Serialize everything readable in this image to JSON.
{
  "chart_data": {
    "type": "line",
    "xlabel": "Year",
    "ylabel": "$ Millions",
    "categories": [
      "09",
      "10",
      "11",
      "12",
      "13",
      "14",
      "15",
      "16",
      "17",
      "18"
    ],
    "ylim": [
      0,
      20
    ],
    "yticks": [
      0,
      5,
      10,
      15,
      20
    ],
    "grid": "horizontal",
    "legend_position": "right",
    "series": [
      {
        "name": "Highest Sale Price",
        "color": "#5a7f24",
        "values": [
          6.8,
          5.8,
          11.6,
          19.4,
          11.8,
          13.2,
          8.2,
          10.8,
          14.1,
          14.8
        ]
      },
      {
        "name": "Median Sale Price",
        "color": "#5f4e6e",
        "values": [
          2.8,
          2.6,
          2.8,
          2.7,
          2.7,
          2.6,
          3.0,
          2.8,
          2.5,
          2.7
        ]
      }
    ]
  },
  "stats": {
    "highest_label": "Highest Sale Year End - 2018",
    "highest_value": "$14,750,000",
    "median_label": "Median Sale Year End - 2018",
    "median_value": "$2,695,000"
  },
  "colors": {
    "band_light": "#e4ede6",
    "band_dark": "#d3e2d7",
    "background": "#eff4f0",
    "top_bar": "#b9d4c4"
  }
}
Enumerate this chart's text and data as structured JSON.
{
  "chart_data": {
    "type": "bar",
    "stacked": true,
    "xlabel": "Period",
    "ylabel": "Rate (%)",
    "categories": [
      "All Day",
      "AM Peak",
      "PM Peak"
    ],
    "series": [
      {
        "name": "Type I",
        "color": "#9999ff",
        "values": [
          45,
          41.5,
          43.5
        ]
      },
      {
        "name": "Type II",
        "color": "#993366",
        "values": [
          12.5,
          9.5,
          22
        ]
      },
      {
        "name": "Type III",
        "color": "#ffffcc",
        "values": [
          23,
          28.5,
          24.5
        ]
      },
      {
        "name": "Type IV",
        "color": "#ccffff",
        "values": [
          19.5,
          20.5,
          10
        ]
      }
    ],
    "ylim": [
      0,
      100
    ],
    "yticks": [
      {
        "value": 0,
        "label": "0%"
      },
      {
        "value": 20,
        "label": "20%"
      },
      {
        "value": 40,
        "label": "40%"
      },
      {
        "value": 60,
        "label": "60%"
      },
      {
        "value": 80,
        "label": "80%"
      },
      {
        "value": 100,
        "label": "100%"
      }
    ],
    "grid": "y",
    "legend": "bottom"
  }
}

· · · · · · ·

- WORK TO DO
Only lines with the word "JSON" are wanted, so copy each one from the records.

- ANSWER FOR THE TASK
Serialize everything readable in this image to JSON.
Enumerate this chart's text and data as structured JSON.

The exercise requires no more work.